WORK REQUEST:
When you reach a picture, pass over it; otherwise repeat the listing word for word.

ENTRIES PROVIDED:
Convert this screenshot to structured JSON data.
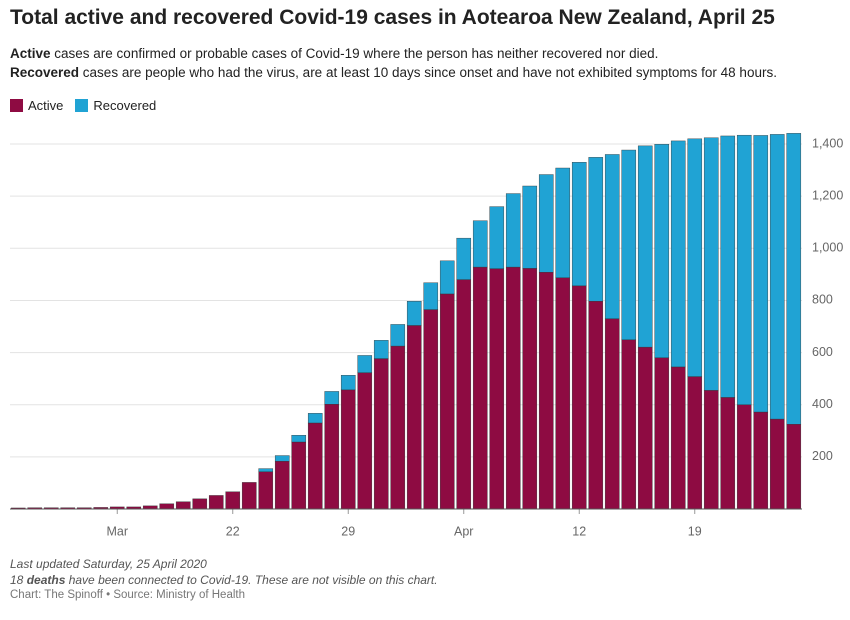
{
  "chart_data": {
    "type": "stacked_bar",
    "title": "Total active and recovered Covid-19 cases in Aotearoa New Zealand, April 25",
    "subtitle": [
      {
        "bold": "Active",
        "text": " cases are confirmed or probable cases of Covid-19 where the person has neither recovered nor died."
      },
      {
        "bold": "Recovered",
        "text": " cases are people who had the virus, are at least 10 days since onset and have not exhibited symptoms for 48 hours."
      }
    ],
    "notes": [
      {
        "text": "Last updated Saturday, 25 April 2020"
      },
      {
        "before": "18 ",
        "bold": "deaths",
        "after": " have been connected to Covid-19. These are not visible on this chart."
      }
    ],
    "source": "Chart: The Spinoff • Source: Ministry of Health",
    "categories": [
      null,
      null,
      null,
      null,
      null,
      null,
      "Mar",
      null,
      null,
      null,
      null,
      null,
      null,
      "22",
      null,
      null,
      null,
      null,
      null,
      null,
      "29",
      null,
      null,
      null,
      null,
      null,
      null,
      "Apr",
      null,
      null,
      null,
      null,
      null,
      null,
      "12",
      null,
      null,
      null,
      null,
      null,
      null,
      "19",
      null,
      null,
      null,
      null,
      null,
      null
    ],
    "series": [
      {
        "name": "Active",
        "color": "#8e0b42",
        "values": [
          4,
          5,
          5,
          5,
          5,
          6,
          8,
          8,
          12,
          20,
          28,
          39,
          52,
          66,
          102,
          143,
          183,
          257,
          330,
          402,
          457,
          523,
          577,
          625,
          704,
          765,
          825,
          880,
          928,
          922,
          928,
          923,
          908,
          887,
          856,
          797,
          730,
          649,
          621,
          580,
          545,
          508,
          455,
          428,
          400,
          372,
          345,
          325
        ]
      },
      {
        "name": "Recovered",
        "color": "#20a3d4",
        "values": [
          0,
          0,
          0,
          0,
          0,
          0,
          0,
          0,
          0,
          0,
          0,
          0,
          0,
          0,
          0,
          12,
          22,
          26,
          37,
          49,
          56,
          66,
          70,
          83,
          93,
          103,
          127,
          159,
          178,
          238,
          282,
          316,
          375,
          421,
          474,
          552,
          630,
          728,
          772,
          819,
          867,
          912,
          969,
          1003,
          1034,
          1061,
          1092,
          1116
        ]
      }
    ],
    "ylim": [
      0,
      1450
    ],
    "yticks": [
      200,
      400,
      600,
      800,
      {
        "value": 1000,
        "label": "1,000"
      },
      {
        "value": 1200,
        "label": "1,200"
      },
      {
        "value": 1400,
        "label": "1,400"
      }
    ],
    "grid": true,
    "legend": "top-left"
  }
}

FINISHED EXERCISE:
Convert this screenshot to structured JSON data.
{
  "chart_data": {
    "type": "stacked_bar",
    "title": "Total active and recovered Covid-19 cases in Aotearoa New Zealand, April 25",
    "subtitle": [
      {
        "bold": "Active",
        "text": " cases are confirmed or probable cases of Covid-19 where the person has neither recovered nor died."
      },
      {
        "bold": "Recovered",
        "text": " cases are people who had the virus, are at least 10 days since onset and have not exhibited symptoms for 48 hours."
      }
    ],
    "notes": [
      {
        "text": "Last updated Saturday, 25 April 2020"
      },
      {
        "before": "18 ",
        "bold": "deaths",
        "after": " have been connected to Covid-19. These are not visible on this chart."
      }
    ],
    "source": "Chart: The Spinoff • Source: Ministry of Health",
    "categories": [
      null,
      null,
      null,
      null,
      null,
      null,
      "Mar",
      null,
      null,
      null,
      null,
      null,
      null,
      "22",
      null,
      null,
      null,
      null,
      null,
      null,
      "29",
      null,
      null,
      null,
      null,
      null,
      null,
      "Apr",
      null,
      null,
      null,
      null,
      null,
      null,
      "12",
      null,
      null,
      null,
      null,
      null,
      null,
      "19",
      null,
      null,
      null,
      null,
      null,
      null
    ],
    "series": [
      {
        "name": "Active",
        "color": "#8e0b42",
        "values": [
          4,
          5,
          5,
          5,
          5,
          6,
          8,
          8,
          12,
          20,
          28,
          39,
          52,
          66,
          102,
          143,
          183,
          257,
          330,
          402,
          457,
          523,
          577,
          625,
          704,
          765,
          825,
          880,
          928,
          922,
          928,
          923,
          908,
          887,
          856,
          797,
          730,
          649,
          621,
          580,
          545,
          508,
          455,
          428,
          400,
          372,
          345,
          325
        ]
      },
      {
        "name": "Recovered",
        "color": "#20a3d4",
        "values": [
          0,
          0,
          0,
          0,
          0,
          0,
          0,
          0,
          0,
          0,
          0,
          0,
          0,
          0,
          0,
          12,
          22,
          26,
          37,
          49,
          56,
          66,
          70,
          83,
          93,
          103,
          127,
          159,
          178,
          238,
          282,
          316,
          375,
          421,
          474,
          552,
          630,
          728,
          772,
          819,
          867,
          912,
          969,
          1003,
          1034,
          1061,
          1092,
          1116
        ]
      }
    ],
    "ylim": [
      0,
      1450
    ],
    "yticks": [
      200,
      400,
      600,
      800,
      {
        "value": 1000,
        "label": "1,000"
      },
      {
        "value": 1200,
        "label": "1,200"
      },
      {
        "value": 1400,
        "label": "1,400"
      }
    ],
    "grid": true,
    "legend": "top-left"
  }
}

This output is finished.